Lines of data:
========
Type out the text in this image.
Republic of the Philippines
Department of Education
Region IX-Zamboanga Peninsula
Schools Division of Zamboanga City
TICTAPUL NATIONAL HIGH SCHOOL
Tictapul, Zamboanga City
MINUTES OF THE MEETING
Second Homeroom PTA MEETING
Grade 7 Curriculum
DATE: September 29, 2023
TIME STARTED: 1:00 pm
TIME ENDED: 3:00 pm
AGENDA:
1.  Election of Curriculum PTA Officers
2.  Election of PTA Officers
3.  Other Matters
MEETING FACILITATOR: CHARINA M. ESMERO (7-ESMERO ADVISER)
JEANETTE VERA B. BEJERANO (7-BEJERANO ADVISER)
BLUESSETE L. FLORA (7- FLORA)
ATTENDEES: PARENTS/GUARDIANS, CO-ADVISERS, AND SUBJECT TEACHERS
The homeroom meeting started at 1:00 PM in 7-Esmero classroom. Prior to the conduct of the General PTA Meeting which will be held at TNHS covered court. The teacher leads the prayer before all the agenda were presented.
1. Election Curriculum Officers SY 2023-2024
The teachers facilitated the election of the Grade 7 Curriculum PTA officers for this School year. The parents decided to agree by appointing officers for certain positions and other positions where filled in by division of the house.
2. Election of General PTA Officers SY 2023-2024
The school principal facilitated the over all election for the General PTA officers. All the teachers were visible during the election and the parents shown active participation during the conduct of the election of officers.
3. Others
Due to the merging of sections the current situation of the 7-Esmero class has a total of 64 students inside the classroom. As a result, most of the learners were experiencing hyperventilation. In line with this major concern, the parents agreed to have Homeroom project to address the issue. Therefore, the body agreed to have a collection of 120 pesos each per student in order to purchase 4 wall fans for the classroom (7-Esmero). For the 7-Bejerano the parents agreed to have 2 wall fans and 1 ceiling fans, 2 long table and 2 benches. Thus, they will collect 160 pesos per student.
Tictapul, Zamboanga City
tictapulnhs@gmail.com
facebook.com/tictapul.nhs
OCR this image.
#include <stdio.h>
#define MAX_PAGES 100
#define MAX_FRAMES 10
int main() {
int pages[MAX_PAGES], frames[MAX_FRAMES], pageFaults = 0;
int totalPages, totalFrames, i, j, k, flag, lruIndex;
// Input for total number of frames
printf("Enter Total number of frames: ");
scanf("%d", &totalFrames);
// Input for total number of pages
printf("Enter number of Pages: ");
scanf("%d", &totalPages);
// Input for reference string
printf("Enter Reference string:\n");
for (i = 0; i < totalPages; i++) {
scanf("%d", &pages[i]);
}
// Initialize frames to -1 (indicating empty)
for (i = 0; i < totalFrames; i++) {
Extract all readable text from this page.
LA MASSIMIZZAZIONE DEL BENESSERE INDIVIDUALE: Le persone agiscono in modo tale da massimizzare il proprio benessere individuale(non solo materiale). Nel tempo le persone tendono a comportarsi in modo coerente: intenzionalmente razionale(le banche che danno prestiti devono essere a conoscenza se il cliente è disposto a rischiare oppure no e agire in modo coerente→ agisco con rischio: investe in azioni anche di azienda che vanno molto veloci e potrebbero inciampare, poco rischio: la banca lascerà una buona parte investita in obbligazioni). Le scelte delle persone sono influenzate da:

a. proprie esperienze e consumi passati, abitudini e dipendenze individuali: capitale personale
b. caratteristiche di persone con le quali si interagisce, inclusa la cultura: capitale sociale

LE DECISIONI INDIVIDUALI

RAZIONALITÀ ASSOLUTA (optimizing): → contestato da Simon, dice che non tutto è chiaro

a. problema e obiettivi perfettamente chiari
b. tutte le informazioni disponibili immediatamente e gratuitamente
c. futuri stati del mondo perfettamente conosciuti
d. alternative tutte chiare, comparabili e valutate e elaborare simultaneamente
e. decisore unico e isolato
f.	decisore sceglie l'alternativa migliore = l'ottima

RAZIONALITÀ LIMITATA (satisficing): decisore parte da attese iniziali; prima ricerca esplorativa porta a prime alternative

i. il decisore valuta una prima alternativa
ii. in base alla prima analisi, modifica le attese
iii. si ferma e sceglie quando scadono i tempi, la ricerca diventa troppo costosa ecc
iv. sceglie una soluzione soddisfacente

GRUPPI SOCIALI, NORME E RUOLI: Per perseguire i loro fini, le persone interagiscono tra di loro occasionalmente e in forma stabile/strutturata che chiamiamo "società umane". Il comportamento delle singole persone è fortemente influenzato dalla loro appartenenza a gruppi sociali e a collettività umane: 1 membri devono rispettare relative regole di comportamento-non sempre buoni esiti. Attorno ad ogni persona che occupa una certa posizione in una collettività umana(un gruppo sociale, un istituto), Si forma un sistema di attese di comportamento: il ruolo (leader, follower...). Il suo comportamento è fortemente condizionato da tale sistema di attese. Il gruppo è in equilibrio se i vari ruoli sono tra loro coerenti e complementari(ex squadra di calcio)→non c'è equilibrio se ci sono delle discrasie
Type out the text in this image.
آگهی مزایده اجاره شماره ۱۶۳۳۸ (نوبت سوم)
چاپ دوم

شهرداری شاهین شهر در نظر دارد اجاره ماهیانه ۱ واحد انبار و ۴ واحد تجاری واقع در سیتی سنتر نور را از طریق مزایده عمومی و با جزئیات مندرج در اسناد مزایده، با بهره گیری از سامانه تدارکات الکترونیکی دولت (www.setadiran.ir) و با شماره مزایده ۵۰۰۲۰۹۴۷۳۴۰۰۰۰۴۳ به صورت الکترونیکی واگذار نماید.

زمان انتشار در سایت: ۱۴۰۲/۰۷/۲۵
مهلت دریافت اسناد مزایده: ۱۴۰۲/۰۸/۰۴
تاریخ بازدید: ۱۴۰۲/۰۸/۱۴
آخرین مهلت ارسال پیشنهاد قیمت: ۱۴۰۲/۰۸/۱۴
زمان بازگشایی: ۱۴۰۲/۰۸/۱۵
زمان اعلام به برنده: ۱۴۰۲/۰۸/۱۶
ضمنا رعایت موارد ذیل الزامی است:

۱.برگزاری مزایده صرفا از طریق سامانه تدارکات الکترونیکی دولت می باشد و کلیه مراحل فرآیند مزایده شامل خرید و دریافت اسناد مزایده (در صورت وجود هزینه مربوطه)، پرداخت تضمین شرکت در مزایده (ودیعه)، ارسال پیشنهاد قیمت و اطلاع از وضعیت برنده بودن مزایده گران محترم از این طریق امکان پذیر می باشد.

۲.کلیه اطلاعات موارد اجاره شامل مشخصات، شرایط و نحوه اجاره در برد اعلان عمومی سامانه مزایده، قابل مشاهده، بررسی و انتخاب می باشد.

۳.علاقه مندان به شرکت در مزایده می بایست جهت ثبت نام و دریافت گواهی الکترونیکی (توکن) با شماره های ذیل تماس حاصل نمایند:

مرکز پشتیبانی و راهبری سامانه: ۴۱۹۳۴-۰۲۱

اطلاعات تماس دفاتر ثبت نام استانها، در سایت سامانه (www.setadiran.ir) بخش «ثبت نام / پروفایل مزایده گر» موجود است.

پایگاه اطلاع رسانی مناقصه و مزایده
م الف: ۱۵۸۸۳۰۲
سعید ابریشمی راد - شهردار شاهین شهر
========
→ Short task: Reproduce the records above exactly.

→ Correct response:
Type out the text in this image.
Republic of the Philippines
Department of Education
Region IX-Zamboanga Peninsula
Schools Division of Zamboanga City
TICTAPUL NATIONAL HIGH SCHOOL
Tictapul, Zamboanga City
MINUTES OF THE MEETING
Second Homeroom PTA MEETING
Grade 7 Curriculum
DATE: September 29, 2023
TIME STARTED: 1:00 pm
TIME ENDED: 3:00 pm
AGENDA:
1.  Election of Curriculum PTA Officers
2.  Election of PTA Officers
3.  Other Matters
MEETING FACILITATOR: CHARINA M. ESMERO (7-ESMERO ADVISER)
JEANETTE VERA B. BEJERANO (7-BEJERANO ADVISER)
BLUESSETE L. FLORA (7- FLORA)
ATTENDEES: PARENTS/GUARDIANS, CO-ADVISERS, AND SUBJECT TEACHERS
The homeroom meeting started at 1:00 PM in 7-Esmero classroom. Prior to the conduct of the General PTA Meeting which will be held at TNHS covered court. The teacher leads the prayer before all the agenda were presented.
1. Election Curriculum Officers SY 2023-2024
The teachers facilitated the election of the Grade 7 Curriculum PTA officers for this School year. The parents decided to agree by appointing officers for certain positions and other positions where filled in by division of the house.
2. Election of General PTA Officers SY 2023-2024
The school principal facilitated the over all election for the General PTA officers. All the teachers were visible during the election and the parents shown active participation during the conduct of the election of officers.
3. Others
Due to the merging of sections the current situation of the 7-Esmero class has a total of 64 students inside the classroom. As a result, most of the learners were experiencing hyperventilation. In line with this major concern, the parents agreed to have Homeroom project to address the issue. Therefore, the body agreed to have a collection of 120 pesos each per student in order to purchase 4 wall fans for the classroom (7-Esmero). For the 7-Bejerano the parents agreed to have 2 wall fans and 1 ceiling fans, 2 long table and 2 benches. Thus, they will collect 160 pesos per student.
Tictapul, Zamboanga City
tictapulnhs@gmail.com
facebook.com/tictapul.nhs
OCR this image.
#include <stdio.h>
#define MAX_PAGES 100
#define MAX_FRAMES 10
int main() {
int pages[MAX_PAGES], frames[MAX_FRAMES], pageFaults = 0;
int totalPages, totalFrames, i, j, k, flag, lruIndex;
// Input for total number of frames
printf("Enter Total number of frames: ");
scanf("%d", &totalFrames);
// Input for total number of pages
printf("Enter number of Pages: ");
scanf("%d", &totalPages);
// Input for reference string
printf("Enter Reference string:\n");
for (i = 0; i < totalPages; i++) {
scanf("%d", &pages[i]);
}
// Initialize frames to -1 (indicating empty)
for (i = 0; i < totalFrames; i++) {
Extract all readable text from this page.
LA MASSIMIZZAZIONE DEL BENESSERE INDIVIDUALE: Le persone agiscono in modo tale da massimizzare il proprio benessere individuale(non solo materiale). Nel tempo le persone tendono a comportarsi in modo coerente: intenzionalmente razionale(le banche che danno prestiti devono essere a conoscenza se il cliente è disposto a rischiare oppure no e agire in modo coerente→ agisco con rischio: investe in azioni anche di azienda che vanno molto veloci e potrebbero inciampare, poco rischio: la banca lascerà una buona parte investita in obbligazioni). Le scelte delle persone sono influenzate da:

a. proprie esperienze e consumi passati, abitudini e dipendenze individuali: capitale personale
b. caratteristiche di persone con le quali si interagisce, inclusa la cultura: capitale sociale

LE DECISIONI INDIVIDUALI

RAZIONALITÀ ASSOLUTA (optimizing): → contestato da Simon, dice che non tutto è chiaro

a. problema e obiettivi perfettamente chiari
b. tutte le informazioni disponibili immediatamente e gratuitamente
c. futuri stati del mondo perfettamente conosciuti
d. alternative tutte chiare, comparabili e valutate e elaborare simultaneamente
e. decisore unico e isolato
f.	decisore sceglie l'alternativa migliore = l'ottima

RAZIONALITÀ LIMITATA (satisficing): decisore parte da attese iniziali; prima ricerca esplorativa porta a prime alternative

i. il decisore valuta una prima alternativa
ii. in base alla prima analisi, modifica le attese
iii. si ferma e sceglie quando scadono i tempi, la ricerca diventa troppo costosa ecc
iv. sceglie una soluzione soddisfacente

GRUPPI SOCIALI, NORME E RUOLI: Per perseguire i loro fini, le persone interagiscono tra di loro occasionalmente e in forma stabile/strutturata che chiamiamo "società umane". Il comportamento delle singole persone è fortemente influenzato dalla loro appartenenza a gruppi sociali e a collettività umane: 1 membri devono rispettare relative regole di comportamento-non sempre buoni esiti. Attorno ad ogni persona che occupa una certa posizione in una collettività umana(un gruppo sociale, un istituto), Si forma un sistema di attese di comportamento: il ruolo (leader, follower...). Il suo comportamento è fortemente condizionato da tale sistema di attese. Il gruppo è in equilibrio se i vari ruoli sono tra loro coerenti e complementari(ex squadra di calcio)→non c'è equilibrio se ci sono delle discrasie
Type out the text in this image.
آگهی مزایده اجاره شماره ۱۶۳۳۸ (نوبت سوم)
چاپ دوم

شهرداری شاهین شهر در نظر دارد اجاره ماهیانه ۱ واحد انبار و ۴ واحد تجاری واقع در سیتی سنتر نور را از طریق مزایده عمومی و با جزئیات مندرج در اسناد مزایده، با بهره گیری از سامانه تدارکات الکترونیکی دولت (www.setadiran.ir) و با شماره مزایده ۵۰۰۲۰۹۴۷۳۴۰۰۰۰۴۳ به صورت الکترونیکی واگذار نماید.

زمان انتشار در سایت: ۱۴۰۲/۰۷/۲۵
مهلت دریافت اسناد مزایده: ۱۴۰۲/۰۸/۰۴
تاریخ بازدید: ۱۴۰۲/۰۸/۱۴
آخرین مهلت ارسال پیشنهاد قیمت: ۱۴۰۲/۰۸/۱۴
زمان بازگشایی: ۱۴۰۲/۰۸/۱۵
زمان اعلام به برنده: ۱۴۰۲/۰۸/۱۶
ضمنا رعایت موارد ذیل الزامی است:

۱.برگزاری مزایده صرفا از طریق سامانه تدارکات الکترونیکی دولت می باشد و کلیه مراحل فرآیند مزایده شامل خرید و دریافت اسناد مزایده (در صورت وجود هزینه مربوطه)، پرداخت تضمین شرکت در مزایده (ودیعه)، ارسال پیشنهاد قیمت و اطلاع از وضعیت برنده بودن مزایده گران محترم از این طریق امکان پذیر می باشد.

۲.کلیه اطلاعات موارد اجاره شامل مشخصات، شرایط و نحوه اجاره در برد اعلان عمومی سامانه مزایده، قابل مشاهده، بررسی و انتخاب می باشد.

۳.علاقه مندان به شرکت در مزایده می بایست جهت ثبت نام و دریافت گواهی الکترونیکی (توکن) با شماره های ذیل تماس حاصل نمایند:

مرکز پشتیبانی و راهبری سامانه: ۴۱۹۳۴-۰۲۱

اطلاعات تماس دفاتر ثبت نام استانها، در سایت سامانه (www.setadiran.ir) بخش «ثبت نام / پروفایل مزایده گر» موجود است.

پایگاه اطلاع رسانی مناقصه و مزایده
م الف: ۱۵۸۸۳۰۲
سعید ابریشمی راد - شهردار شاهین شهر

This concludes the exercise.